What you have to do: Repeat the listing below in full, exactly as it stands.
-- START Exercise materials --
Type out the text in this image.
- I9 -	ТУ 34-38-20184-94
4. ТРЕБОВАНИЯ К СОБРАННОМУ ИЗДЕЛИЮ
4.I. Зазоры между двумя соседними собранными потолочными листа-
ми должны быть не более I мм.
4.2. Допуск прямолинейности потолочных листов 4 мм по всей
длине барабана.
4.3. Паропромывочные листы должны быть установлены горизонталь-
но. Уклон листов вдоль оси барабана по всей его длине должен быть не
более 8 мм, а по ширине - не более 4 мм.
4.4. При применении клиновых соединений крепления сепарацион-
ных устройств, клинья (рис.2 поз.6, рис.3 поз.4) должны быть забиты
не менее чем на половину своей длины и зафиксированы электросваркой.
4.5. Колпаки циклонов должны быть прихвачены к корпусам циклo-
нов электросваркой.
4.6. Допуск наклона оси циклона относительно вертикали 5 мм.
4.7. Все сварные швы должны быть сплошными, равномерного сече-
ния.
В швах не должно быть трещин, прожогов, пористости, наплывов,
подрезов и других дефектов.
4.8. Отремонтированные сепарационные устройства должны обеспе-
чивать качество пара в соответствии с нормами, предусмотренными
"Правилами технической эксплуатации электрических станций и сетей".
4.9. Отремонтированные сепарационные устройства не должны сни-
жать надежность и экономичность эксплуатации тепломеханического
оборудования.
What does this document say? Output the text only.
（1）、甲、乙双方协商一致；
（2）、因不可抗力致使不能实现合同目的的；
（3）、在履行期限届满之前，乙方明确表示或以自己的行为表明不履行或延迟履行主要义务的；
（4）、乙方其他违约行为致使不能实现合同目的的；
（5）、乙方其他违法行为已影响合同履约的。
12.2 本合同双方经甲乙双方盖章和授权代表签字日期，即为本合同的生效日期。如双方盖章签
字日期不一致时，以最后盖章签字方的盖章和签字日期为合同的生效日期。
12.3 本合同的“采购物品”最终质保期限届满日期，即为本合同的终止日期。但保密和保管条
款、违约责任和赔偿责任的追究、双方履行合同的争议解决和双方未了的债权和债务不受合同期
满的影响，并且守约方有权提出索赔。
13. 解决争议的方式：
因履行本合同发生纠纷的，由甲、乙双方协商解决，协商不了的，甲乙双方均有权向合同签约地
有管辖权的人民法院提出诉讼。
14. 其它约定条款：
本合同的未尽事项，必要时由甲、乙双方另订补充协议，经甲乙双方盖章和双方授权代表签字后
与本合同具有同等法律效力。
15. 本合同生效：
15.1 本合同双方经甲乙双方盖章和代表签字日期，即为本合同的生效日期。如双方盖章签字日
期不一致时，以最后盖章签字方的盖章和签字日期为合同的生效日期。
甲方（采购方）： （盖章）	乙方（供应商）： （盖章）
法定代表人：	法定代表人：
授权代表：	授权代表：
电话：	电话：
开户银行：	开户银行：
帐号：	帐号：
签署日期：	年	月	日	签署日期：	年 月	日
-- END Exercise materials --
In response:
Type out the text in this image.
- I9 -	ТУ 34-38-20184-94
4. ТРЕБОВАНИЯ К СОБРАННОМУ ИЗДЕЛИЮ
4.I. Зазоры между двумя соседними собранными потолочными листа-
ми должны быть не более I мм.
4.2. Допуск прямолинейности потолочных листов 4 мм по всей
длине барабана.
4.3. Паропромывочные листы должны быть установлены горизонталь-
но. Уклон листов вдоль оси барабана по всей его длине должен быть не
более 8 мм, а по ширине - не более 4 мм.
4.4. При применении клиновых соединений крепления сепарацион-
ных устройств, клинья (рис.2 поз.6, рис.3 поз.4) должны быть забиты
не менее чем на половину своей длины и зафиксированы электросваркой.
4.5. Колпаки циклонов должны быть прихвачены к корпусам циклo-
нов электросваркой.
4.6. Допуск наклона оси циклона относительно вертикали 5 мм.
4.7. Все сварные швы должны быть сплошными, равномерного сече-
ния.
В швах не должно быть трещин, прожогов, пористости, наплывов,
подрезов и других дефектов.
4.8. Отремонтированные сепарационные устройства должны обеспе-
чивать качество пара в соответствии с нормами, предусмотренными
"Правилами технической эксплуатации электрических станций и сетей".
4.9. Отремонтированные сепарационные устройства не должны сни-
жать надежность и экономичность эксплуатации тепломеханического
оборудования.
What does this document say? Output the text only.
（1）、甲、乙双方协商一致；
（2）、因不可抗力致使不能实现合同目的的；
（3）、在履行期限届满之前，乙方明确表示或以自己的行为表明不履行或延迟履行主要义务的；
（4）、乙方其他违约行为致使不能实现合同目的的；
（5）、乙方其他违法行为已影响合同履约的。
12.2 本合同双方经甲乙双方盖章和授权代表签字日期，即为本合同的生效日期。如双方盖章签
字日期不一致时，以最后盖章签字方的盖章和签字日期为合同的生效日期。
12.3 本合同的“采购物品”最终质保期限届满日期，即为本合同的终止日期。但保密和保管条
款、违约责任和赔偿责任的追究、双方履行合同的争议解决和双方未了的债权和债务不受合同期
满的影响，并且守约方有权提出索赔。
13. 解决争议的方式：
因履行本合同发生纠纷的，由甲、乙双方协商解决，协商不了的，甲乙双方均有权向合同签约地
有管辖权的人民法院提出诉讼。
14. 其它约定条款：
本合同的未尽事项，必要时由甲、乙双方另订补充协议，经甲乙双方盖章和双方授权代表签字后
与本合同具有同等法律效力。
15. 本合同生效：
15.1 本合同双方经甲乙双方盖章和代表签字日期，即为本合同的生效日期。如双方盖章签字日
期不一致时，以最后盖章签字方的盖章和签字日期为合同的生效日期。
甲方（采购方）： （盖章）	乙方（供应商）： （盖章）
法定代表人：	法定代表人：
授权代表：	授权代表：
电话：	电话：
开户银行：	开户银行：
帐号：	帐号：
签署日期：	年	月	日	签署日期：	年 月	日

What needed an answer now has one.